Source excerpt:
————————
Showing posts with label Bulgaria. Show all posts
Showing posts with label Bulgaria. Show all posts

Wednesday, January 4, 2012

JESSICA helps to revitalise six major cities in Bulgaria


Release date: 03 January 2012 Reference: 2012-001-EN. The European Investment Bank (EIB), in its capacity as the Manager of the JESSICA Holding Fund Bulgaria, has concluded an agreement establishing an Urban Development Fund with “Regional Urban Development Fund” (“UDF”) to invest in Urban Projects in six major cities in Bulgaria.

The UDF is established as a joint stock company by Societe Generale Expressbank, Elana Holding, Elana Investment and Balkan Advisors, namely the members of a Consortium led by Société Générale Expressbank, to invest approximately EUR 18.8 million of JESSICA funds and approximately an additional EUR 37.6 million of its own funds (in total EUR 56.4 million) in the next four years into urban projects located in the cities of Plovdiv, Varna, Burgas, Ruse, Stara Zagora and Pleven.

EIB Vice-President Wilhelm Molterer commented: “In addition to lending operations, the EIB provides professional expertise in the framework of the JESSICA initiative, an innovative instrument focused on a more efficient utilisation of EU Structural Funds, which aims to create revolving funds investing in sustainable urban development projects”.
————————
Material provided:
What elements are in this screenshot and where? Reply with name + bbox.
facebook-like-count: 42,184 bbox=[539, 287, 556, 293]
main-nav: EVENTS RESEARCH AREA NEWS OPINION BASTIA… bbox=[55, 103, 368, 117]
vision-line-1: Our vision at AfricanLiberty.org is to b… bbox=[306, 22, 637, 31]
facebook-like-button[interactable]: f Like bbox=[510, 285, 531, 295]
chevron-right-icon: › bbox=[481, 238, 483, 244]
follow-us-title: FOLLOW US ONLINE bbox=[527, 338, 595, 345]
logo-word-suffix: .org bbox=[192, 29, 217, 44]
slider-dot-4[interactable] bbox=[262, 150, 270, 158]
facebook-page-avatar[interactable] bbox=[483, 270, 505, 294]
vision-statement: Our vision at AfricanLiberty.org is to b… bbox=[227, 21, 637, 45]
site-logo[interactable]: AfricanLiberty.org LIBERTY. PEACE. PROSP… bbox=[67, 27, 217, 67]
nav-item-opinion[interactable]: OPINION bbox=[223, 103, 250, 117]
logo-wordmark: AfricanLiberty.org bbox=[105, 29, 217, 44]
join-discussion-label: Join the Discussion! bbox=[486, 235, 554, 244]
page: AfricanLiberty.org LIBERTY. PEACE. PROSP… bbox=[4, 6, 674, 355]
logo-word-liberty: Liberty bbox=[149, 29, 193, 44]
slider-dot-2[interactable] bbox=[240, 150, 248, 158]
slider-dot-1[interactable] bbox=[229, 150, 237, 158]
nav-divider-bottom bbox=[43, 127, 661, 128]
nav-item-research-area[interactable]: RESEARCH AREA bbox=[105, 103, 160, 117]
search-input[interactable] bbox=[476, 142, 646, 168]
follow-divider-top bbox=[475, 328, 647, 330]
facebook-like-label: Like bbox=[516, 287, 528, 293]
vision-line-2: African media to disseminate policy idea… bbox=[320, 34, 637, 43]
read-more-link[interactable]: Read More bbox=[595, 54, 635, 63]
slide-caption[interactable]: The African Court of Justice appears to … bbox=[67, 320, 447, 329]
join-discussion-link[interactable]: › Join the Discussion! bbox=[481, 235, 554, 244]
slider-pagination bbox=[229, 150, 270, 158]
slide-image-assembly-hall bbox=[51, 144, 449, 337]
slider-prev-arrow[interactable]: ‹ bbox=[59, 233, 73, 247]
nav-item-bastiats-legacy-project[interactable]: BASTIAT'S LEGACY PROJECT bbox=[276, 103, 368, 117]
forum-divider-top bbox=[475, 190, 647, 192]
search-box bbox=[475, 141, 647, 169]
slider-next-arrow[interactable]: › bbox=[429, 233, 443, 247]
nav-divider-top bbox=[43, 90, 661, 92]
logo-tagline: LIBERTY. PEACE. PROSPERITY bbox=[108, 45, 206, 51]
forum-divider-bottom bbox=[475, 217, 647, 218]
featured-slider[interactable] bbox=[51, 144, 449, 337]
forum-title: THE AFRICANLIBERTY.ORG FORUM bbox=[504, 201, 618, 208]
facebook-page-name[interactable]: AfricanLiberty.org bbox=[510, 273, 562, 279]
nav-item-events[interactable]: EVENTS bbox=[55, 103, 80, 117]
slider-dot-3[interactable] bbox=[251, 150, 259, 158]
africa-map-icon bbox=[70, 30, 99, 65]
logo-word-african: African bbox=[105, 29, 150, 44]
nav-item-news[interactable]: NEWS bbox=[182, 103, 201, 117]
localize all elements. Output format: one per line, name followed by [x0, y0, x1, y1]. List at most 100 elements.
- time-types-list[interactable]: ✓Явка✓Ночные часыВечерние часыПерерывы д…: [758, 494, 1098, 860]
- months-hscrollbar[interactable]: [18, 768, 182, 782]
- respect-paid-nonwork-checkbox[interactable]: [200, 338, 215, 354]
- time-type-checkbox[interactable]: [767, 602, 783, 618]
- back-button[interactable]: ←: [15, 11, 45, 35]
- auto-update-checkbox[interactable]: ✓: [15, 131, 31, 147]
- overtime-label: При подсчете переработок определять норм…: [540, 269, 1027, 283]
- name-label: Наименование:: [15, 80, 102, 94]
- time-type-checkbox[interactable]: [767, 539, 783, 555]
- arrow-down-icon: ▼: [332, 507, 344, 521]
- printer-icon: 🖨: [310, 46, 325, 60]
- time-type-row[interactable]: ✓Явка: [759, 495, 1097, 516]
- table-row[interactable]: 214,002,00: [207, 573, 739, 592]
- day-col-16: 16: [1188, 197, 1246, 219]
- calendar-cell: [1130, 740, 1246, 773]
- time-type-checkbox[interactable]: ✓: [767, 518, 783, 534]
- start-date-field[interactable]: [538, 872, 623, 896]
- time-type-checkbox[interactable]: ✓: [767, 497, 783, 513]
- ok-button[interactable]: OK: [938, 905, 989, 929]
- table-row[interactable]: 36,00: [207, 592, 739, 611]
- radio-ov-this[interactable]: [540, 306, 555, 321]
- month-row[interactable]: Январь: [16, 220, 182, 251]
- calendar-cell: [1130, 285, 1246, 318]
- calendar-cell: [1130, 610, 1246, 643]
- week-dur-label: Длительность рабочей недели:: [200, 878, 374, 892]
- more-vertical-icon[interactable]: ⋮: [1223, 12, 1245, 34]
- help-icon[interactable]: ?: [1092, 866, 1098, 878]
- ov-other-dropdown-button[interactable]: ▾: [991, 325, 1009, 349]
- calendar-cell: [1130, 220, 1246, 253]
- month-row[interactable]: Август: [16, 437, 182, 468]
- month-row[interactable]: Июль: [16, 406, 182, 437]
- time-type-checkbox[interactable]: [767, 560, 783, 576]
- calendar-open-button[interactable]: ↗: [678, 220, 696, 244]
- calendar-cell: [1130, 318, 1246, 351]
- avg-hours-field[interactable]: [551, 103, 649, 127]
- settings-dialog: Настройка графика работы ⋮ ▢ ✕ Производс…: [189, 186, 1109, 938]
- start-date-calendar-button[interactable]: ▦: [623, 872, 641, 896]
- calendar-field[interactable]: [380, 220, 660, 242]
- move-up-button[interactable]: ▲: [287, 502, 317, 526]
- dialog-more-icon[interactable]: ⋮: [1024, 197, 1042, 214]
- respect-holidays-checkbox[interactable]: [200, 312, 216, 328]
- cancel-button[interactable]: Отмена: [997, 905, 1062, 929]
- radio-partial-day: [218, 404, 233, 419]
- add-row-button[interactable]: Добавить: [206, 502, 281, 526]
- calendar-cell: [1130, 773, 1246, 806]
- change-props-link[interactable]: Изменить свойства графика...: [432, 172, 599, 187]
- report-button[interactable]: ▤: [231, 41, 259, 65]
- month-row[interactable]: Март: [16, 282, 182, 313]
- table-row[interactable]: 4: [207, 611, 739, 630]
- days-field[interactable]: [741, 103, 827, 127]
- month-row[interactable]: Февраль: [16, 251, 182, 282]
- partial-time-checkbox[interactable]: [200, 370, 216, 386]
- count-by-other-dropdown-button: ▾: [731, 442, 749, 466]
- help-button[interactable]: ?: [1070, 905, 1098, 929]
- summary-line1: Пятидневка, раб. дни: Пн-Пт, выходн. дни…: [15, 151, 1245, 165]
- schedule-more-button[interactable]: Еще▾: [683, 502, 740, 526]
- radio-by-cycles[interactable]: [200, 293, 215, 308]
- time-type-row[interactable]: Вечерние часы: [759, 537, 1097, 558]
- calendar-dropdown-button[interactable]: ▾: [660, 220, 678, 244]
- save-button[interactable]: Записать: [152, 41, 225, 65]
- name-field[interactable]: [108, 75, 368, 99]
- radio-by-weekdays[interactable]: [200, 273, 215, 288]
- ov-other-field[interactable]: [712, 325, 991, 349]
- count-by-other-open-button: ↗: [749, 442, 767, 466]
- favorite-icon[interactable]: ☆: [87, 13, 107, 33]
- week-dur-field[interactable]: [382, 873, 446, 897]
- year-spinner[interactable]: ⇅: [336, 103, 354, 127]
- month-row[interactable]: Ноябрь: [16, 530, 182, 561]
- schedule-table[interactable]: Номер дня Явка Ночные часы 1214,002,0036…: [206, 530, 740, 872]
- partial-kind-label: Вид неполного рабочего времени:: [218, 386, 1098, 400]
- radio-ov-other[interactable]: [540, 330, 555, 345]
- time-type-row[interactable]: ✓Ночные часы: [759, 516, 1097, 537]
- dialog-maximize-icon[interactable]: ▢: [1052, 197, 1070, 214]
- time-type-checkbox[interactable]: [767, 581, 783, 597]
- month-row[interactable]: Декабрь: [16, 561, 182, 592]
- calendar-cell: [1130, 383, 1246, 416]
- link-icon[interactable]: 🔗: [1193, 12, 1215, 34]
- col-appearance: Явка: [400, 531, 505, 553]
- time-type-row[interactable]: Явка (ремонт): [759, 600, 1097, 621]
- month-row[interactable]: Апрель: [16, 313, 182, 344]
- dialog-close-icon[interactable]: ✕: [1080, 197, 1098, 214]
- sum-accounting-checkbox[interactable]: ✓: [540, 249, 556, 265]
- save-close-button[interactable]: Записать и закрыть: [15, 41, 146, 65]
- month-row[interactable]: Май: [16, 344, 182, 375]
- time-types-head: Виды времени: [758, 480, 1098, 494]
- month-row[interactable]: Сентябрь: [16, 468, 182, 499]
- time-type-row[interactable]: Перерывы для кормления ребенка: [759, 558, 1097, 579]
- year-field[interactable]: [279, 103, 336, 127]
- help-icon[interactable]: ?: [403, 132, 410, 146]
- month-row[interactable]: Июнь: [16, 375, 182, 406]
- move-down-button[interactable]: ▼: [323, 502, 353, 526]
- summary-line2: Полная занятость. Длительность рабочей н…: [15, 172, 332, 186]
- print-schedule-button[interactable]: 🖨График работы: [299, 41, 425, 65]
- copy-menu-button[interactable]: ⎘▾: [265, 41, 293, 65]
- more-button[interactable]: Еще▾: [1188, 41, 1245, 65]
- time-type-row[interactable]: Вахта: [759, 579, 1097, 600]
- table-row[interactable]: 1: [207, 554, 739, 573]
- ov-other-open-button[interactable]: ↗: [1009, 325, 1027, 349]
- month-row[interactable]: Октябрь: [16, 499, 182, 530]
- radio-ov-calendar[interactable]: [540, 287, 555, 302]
————————
Task requirements:
a: Name every Bulgarian city that the JESSICA post lists as a location for the urban projects.
b: Using the JESSICA post, mark each statement as yes or no and quote the words that settle it: (i) The UDF will put about EUR 18.8 million of its own funds into the projects. (ii) The investments are planned over the next four years. (iii) The UDF is set up as a joint stock company.
c: Extend the JESSICA post, starting after its last sentence.
The items come from a different source than the JESSICA post.

Expected outputs:
a: Plovdiv, Varna, Burgas, Ruse, Stara Zagora, Pleven

b:
(i) No: "approximately EUR 18.8 million of JESSICA funds and approximately an additional EUR 37.6 million of its own funds"
(ii) Yes: "in the next four years"
(iii) Yes: "The UDF is established as a joint stock company"

c:
On the basis of their specific experience and know how, the Consortium partners are expected to fulfil the main objectives of the UDF, namely to support sustainable urban transformation investments aimed at more competitive, socially inclusive and sustainable urban areas fostering better quality of life and welfare, as well as improved accessibility to basic public and private services. The JESSICA investment portfolio in the abovementioned six major cities may include projects with the following scope: rehabilitation of deprived urban areas, basic infrastructure works, energy networks and energy efficiency in the context of a wider urban development plan, etc.

The Ministry of Regional Development and Public Works (“Managing Authority”) established a JESSICA Holding Fund (“HF”) within EIB with the aim to deploying EU Structural Funds for revitalisation investments in city areas. The respective Funding Agreement was signed on 29 July 2010.

Societe Generale Expressbank (“SGEB”): one of the leading Bulgarian banks, subsidiary of the French Société Générale S.A. (“SG”), a major European financial services company with a substantial global presence. Following the SG policy on local markets, SGEB applies the model of universal commercial bank offering to its clientele the full range of banking services. SGEB implements modern banking practices and new technologies to service a wide range of clients, including individuals and liberal profession specialists, small and medium enterprises, large corporate and financial institutions. The long term issuer default rating assigned to SGEB is BBB+ with a positive long term rating perspective.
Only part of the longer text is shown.